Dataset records

(begin)

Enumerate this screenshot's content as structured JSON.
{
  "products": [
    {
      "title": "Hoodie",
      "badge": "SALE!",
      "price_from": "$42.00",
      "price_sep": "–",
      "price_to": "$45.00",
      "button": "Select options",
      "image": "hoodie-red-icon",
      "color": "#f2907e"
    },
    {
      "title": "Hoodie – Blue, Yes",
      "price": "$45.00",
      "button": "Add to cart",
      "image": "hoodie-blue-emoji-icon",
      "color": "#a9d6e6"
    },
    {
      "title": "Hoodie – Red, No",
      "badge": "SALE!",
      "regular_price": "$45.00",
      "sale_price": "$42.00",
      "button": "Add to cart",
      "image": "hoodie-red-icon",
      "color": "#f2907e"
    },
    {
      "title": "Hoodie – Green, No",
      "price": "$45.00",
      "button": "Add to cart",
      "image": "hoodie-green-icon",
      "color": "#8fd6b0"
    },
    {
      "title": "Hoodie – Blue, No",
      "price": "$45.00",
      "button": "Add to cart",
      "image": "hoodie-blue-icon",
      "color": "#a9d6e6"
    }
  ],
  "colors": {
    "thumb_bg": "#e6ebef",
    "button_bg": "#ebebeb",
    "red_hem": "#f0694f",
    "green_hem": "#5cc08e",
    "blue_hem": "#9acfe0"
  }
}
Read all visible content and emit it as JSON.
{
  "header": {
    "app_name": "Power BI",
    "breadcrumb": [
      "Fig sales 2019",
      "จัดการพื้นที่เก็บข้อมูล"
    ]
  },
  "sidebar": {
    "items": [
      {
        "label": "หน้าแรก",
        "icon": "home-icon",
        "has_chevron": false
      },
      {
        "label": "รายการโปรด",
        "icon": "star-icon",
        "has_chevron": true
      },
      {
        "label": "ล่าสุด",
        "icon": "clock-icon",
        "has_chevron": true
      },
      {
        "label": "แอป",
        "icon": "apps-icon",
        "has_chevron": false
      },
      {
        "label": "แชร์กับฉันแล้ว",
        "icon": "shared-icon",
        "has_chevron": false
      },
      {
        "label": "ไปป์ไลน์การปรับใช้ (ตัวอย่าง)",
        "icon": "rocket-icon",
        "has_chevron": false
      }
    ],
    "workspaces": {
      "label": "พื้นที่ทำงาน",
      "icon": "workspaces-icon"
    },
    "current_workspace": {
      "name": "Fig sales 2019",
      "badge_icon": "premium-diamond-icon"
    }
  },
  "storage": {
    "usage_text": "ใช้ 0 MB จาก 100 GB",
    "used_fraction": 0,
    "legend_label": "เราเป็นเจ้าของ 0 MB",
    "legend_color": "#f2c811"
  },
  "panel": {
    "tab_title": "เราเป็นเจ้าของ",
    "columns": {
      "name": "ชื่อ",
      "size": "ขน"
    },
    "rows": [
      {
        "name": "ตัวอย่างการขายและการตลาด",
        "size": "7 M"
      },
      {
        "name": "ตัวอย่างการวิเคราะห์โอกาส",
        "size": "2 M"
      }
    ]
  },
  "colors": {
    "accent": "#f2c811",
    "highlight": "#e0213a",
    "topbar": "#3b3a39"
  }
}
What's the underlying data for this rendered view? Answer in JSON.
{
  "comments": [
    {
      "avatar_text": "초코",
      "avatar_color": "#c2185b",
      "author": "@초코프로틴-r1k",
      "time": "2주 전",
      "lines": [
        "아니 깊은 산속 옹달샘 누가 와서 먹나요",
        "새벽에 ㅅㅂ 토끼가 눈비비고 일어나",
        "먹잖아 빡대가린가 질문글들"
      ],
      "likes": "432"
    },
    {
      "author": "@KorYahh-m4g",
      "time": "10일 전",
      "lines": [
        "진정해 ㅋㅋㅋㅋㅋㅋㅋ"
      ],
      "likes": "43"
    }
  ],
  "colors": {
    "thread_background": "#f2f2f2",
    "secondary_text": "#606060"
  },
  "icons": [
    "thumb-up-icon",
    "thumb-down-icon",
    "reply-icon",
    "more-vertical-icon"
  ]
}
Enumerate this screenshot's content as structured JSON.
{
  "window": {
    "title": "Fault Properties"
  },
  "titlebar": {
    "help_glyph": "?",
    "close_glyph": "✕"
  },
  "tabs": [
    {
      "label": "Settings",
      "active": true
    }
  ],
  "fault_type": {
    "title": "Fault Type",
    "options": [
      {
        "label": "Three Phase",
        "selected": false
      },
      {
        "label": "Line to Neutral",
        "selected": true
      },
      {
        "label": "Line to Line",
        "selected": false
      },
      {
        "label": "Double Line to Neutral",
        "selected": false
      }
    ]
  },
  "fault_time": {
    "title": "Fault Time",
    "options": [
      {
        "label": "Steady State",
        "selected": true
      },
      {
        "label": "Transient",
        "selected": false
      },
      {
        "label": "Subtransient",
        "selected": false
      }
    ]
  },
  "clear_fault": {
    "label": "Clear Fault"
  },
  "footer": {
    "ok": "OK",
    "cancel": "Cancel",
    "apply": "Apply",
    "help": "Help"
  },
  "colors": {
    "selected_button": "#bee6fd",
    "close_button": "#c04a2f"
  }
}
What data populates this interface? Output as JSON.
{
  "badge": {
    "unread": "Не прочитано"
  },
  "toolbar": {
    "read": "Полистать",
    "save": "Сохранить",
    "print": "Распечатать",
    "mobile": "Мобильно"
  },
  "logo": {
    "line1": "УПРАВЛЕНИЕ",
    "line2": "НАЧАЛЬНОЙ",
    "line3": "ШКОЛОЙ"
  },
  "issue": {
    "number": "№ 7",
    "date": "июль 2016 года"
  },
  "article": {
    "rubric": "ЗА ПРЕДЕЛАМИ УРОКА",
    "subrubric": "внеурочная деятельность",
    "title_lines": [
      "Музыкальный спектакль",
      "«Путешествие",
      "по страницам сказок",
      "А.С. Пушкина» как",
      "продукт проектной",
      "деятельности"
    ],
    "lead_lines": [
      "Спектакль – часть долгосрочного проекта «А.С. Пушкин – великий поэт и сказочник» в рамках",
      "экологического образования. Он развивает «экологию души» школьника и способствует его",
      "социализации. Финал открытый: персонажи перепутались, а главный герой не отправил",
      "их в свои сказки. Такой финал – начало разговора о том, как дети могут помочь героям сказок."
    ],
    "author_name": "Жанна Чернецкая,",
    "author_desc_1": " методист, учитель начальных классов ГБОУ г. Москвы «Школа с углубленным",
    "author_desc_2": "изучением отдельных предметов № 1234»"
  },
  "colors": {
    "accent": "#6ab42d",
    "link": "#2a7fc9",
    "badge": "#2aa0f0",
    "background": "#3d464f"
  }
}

(end)

▶ **Given instruction**
Pick out and copy the lines of the entries that hold the string "image".

▶ **Result of the exercise**
      "image": "hoodie-red-icon",
      "image": "hoodie-blue-emoji-icon",
      "image": "hoodie-red-icon",
      "image": "hoodie-green-icon",
      "image": "hoodie-blue-icon",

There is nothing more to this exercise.